> _Problem statement_
Make an exact copy of all the material below, apart from the pictures.

> _Information shown_
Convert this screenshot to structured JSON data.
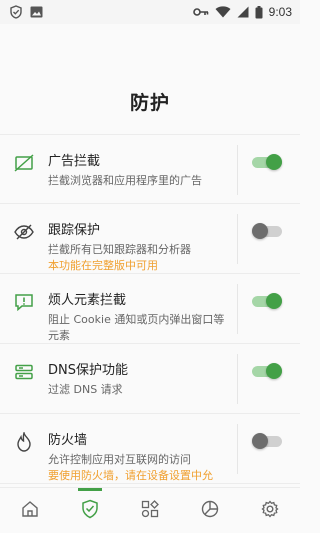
{
  "status_bar": {
    "time": "9:03"
  },
  "page": {
    "title": "防护"
  },
  "features": [
    {
      "title": "广告拦截",
      "desc": "拦截浏览器和应用程序里的广告",
      "warn": "",
      "enabled": true,
      "icon": "ad-block-icon"
    },
    {
      "title": "跟踪保护",
      "desc": "拦截所有已知跟踪器和分析器",
      "warn": "本功能在完整版中可用",
      "enabled": false,
      "icon": "eye-slash-icon"
    },
    {
      "title": "烦人元素拦截",
      "desc": "阻止 Cookie 通知或页内弹出窗口等元素",
      "warn": "",
      "enabled": true,
      "icon": "chat-alert-icon"
    },
    {
      "title": "DNS保护功能",
      "desc": "过滤 DNS 请求",
      "warn": "",
      "enabled": true,
      "icon": "server-icon"
    },
    {
      "title": "防火墙",
      "desc": "允许控制应用对互联网的访问",
      "warn": "要使用防火墙，请在设备设置中允",
      "enabled": false,
      "icon": "flame-icon"
    }
  ],
  "bottom_nav": [
    {
      "name": "home",
      "icon": "home-icon",
      "active": false
    },
    {
      "name": "protection",
      "icon": "shield-check-icon",
      "active": true
    },
    {
      "name": "apps",
      "icon": "apps-grid-icon",
      "active": false
    },
    {
      "name": "statistics",
      "icon": "pie-chart-icon",
      "active": false
    },
    {
      "name": "settings",
      "icon": "gear-icon",
      "active": false
    }
  ],
  "colors": {
    "accent": "#43a047",
    "warning": "#f0a030",
    "toggle_off": "#6d6d6d"
  }
}
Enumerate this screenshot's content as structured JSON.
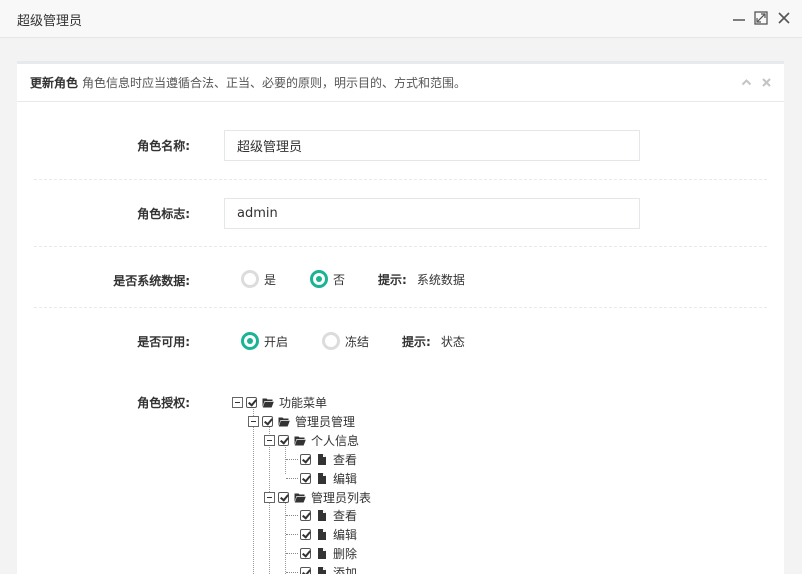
{
  "window": {
    "title": "超级管理员"
  },
  "panel": {
    "title": "更新角色",
    "description": "角色信息时应当遵循合法、正当、必要的原则，明示目的、方式和范围。"
  },
  "form": {
    "role_name": {
      "label": "角色名称:",
      "value": "超级管理员"
    },
    "role_key": {
      "label": "角色标志:",
      "value": "admin"
    },
    "is_system": {
      "label": "是否系统数据:",
      "options": [
        "是",
        "否"
      ],
      "selected": "否",
      "hint_label": "提示:",
      "hint_text": "系统数据"
    },
    "is_enabled": {
      "label": "是否可用:",
      "options": [
        "开启",
        "冻结"
      ],
      "selected": "开启",
      "hint_label": "提示:",
      "hint_text": "状态"
    },
    "permissions": {
      "label": "角色授权:",
      "tree": {
        "label": "功能菜单",
        "children": [
          {
            "label": "管理员管理",
            "children": [
              {
                "label": "个人信息",
                "children": [
                  "查看",
                  "编辑"
                ]
              },
              {
                "label": "管理员列表",
                "children": [
                  "查看",
                  "编辑",
                  "删除",
                  "添加"
                ]
              }
            ]
          }
        ]
      }
    }
  },
  "colors": {
    "accent": "#1ab394"
  }
}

> _Task response_
Convert this screenshot to structured JSON data.
{
  "status_bar": {
    "time": "9:03"
  },
  "page": {
    "title": "防护"
  },
  "features": [
    {
      "title": "广告拦截",
      "desc": "拦截浏览器和应用程序里的广告",
      "warn": "",
      "enabled": true,
      "icon": "ad-block-icon"
    },
    {
      "title": "跟踪保护",
      "desc": "拦截所有已知跟踪器和分析器",
      "warn": "本功能在完整版中可用",
      "enabled": false,
      "icon": "eye-slash-icon"
    },
    {
      "title": "烦人元素拦截",
      "desc": "阻止 Cookie 通知或页内弹出窗口等元素",
      "warn": "",
      "enabled": true,
      "icon": "chat-alert-icon"
    },
    {
      "title": "DNS保护功能",
      "desc": "过滤 DNS 请求",
      "warn": "",
      "enabled": true,
      "icon": "server-icon"
    },
    {
      "title": "防火墙",
      "desc": "允许控制应用对互联网的访问",
      "warn": "要使用防火墙，请在设备设置中允",
      "enabled": false,
      "icon": "flame-icon"
    }
  ],
  "bottom_nav": [
    {
      "name": "home",
      "icon": "home-icon",
      "active": false
    },
    {
      "name": "protection",
      "icon": "shield-check-icon",
      "active": true
    },
    {
      "name": "apps",
      "icon": "apps-grid-icon",
      "active": false
    },
    {
      "name": "statistics",
      "icon": "pie-chart-icon",
      "active": false
    },
    {
      "name": "settings",
      "icon": "gear-icon",
      "active": false
    }
  ],
  "colors": {
    "accent": "#43a047",
    "warning": "#f0a030",
    "toggle_off": "#6d6d6d"
  }
}
Enumerate this screenshot's content as structured JSON.
{
  "window": {
    "title": "超级管理员"
  },
  "panel": {
    "title": "更新角色",
    "description": "角色信息时应当遵循合法、正当、必要的原则，明示目的、方式和范围。"
  },
  "form": {
    "role_name": {
      "label": "角色名称:",
      "value": "超级管理员"
    },
    "role_key": {
      "label": "角色标志:",
      "value": "admin"
    },
    "is_system": {
      "label": "是否系统数据:",
      "options": [
        "是",
        "否"
      ],
      "selected": "否",
      "hint_label": "提示:",
      "hint_text": "系统数据"
    },
    "is_enabled": {
      "label": "是否可用:",
      "options": [
        "开启",
        "冻结"
      ],
      "selected": "开启",
      "hint_label": "提示:",
      "hint_text": "状态"
    },
    "permissions": {
      "label": "角色授权:",
      "tree": {
        "label": "功能菜单",
        "children": [
          {
            "label": "管理员管理",
            "children": [
              {
                "label": "个人信息",
                "children": [
                  "查看",
                  "编辑"
                ]
              },
              {
                "label": "管理员列表",
                "children": [
                  "查看",
                  "编辑",
                  "删除",
                  "添加"
                ]
              }
            ]
          }
        ]
      }
    }
  },
  "colors": {
    "accent": "#1ab394"
  }
}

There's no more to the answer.